** start **
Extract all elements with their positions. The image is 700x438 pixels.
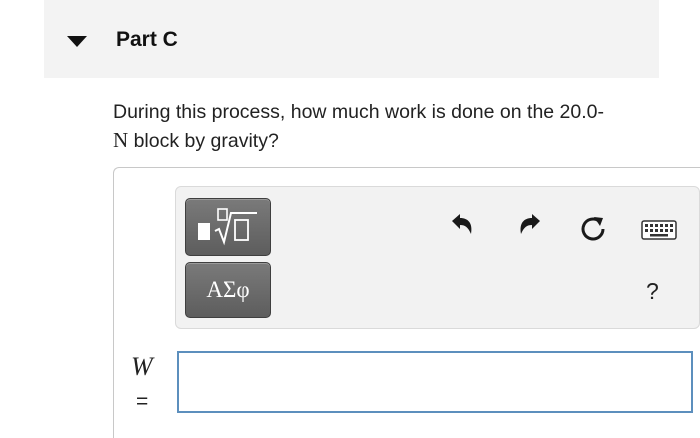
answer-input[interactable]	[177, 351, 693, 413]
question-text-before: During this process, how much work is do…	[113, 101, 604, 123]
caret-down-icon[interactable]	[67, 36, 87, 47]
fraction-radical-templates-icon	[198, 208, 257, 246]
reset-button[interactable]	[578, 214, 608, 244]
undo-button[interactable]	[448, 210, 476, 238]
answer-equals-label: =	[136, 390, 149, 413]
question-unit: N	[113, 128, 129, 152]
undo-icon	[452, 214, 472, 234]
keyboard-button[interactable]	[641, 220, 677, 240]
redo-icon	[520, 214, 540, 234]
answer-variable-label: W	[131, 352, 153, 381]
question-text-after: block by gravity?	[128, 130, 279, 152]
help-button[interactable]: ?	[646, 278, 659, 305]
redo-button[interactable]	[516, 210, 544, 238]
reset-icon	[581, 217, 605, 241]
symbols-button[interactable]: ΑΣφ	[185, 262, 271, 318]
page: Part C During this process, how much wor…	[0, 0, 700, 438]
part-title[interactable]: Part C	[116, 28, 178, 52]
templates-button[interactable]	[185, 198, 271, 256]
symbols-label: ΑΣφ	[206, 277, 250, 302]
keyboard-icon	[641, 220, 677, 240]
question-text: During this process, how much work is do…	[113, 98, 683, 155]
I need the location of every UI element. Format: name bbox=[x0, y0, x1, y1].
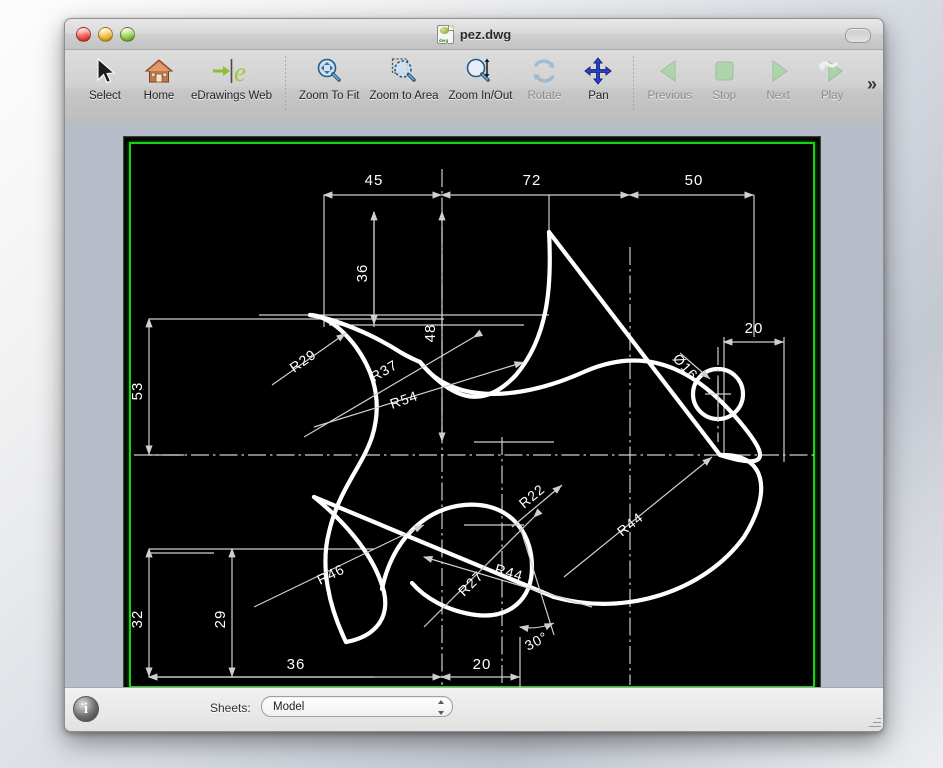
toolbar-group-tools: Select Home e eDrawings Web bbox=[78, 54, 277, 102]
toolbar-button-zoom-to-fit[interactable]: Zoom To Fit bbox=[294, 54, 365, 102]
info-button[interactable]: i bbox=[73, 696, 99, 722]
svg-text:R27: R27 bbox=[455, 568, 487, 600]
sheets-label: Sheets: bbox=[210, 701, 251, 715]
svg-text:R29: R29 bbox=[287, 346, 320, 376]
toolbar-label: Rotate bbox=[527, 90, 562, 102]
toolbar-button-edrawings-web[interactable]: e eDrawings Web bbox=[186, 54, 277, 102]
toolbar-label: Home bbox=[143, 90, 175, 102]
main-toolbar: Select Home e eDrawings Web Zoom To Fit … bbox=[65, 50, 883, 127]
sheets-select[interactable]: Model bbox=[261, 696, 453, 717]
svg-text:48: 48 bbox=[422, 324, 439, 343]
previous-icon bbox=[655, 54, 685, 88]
** end **
WHAT THIS TASK INVOLVES:
Please collect every line of the listing above that contains the word "undo".

FULL RESPONSE:
undo-button[interactable]	[448, 210, 476, 238]
undo-icon	[452, 214, 472, 234]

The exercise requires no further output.